Present each line of the entries below that holds the word "this".

• _Task data_:
= = = = =
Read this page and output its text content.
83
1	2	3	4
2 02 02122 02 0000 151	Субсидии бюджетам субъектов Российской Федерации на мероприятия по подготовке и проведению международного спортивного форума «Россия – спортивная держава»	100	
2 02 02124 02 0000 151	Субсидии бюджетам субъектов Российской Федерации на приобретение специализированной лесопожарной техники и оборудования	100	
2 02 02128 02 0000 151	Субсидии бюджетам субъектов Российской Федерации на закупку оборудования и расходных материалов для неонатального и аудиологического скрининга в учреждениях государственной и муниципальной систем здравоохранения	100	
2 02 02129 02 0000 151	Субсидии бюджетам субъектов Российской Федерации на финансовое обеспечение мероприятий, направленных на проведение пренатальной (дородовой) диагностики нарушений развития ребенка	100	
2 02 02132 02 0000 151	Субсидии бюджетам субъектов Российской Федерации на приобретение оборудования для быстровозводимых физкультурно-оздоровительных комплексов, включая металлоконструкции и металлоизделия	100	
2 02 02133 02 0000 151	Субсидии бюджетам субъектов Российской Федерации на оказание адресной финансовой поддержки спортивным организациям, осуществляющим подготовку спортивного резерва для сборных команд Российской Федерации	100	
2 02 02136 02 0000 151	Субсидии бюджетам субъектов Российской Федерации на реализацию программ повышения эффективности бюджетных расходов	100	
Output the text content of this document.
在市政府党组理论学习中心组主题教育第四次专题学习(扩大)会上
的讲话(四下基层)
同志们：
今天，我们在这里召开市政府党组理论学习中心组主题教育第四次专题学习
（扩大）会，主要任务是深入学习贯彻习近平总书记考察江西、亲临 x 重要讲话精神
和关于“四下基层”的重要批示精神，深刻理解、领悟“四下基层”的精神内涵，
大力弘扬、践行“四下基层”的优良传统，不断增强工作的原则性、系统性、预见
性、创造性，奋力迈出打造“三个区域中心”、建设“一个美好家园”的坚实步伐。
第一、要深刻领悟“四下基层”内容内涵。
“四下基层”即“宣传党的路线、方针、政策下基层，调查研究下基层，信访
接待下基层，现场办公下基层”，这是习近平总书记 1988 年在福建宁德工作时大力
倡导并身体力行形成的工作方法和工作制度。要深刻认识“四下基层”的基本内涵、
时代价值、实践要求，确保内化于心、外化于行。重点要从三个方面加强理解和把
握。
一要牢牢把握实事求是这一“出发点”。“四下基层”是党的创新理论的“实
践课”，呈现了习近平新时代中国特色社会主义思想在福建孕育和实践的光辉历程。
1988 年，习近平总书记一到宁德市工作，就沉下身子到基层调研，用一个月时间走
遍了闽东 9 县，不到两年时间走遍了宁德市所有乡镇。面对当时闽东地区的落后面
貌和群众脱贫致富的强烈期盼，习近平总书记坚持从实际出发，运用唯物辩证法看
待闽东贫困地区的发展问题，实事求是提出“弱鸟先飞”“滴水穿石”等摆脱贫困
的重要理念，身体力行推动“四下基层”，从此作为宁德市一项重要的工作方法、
= = = = =
• _Result of the exercise_:
Read this page and output its text content.
Output the text content of this document.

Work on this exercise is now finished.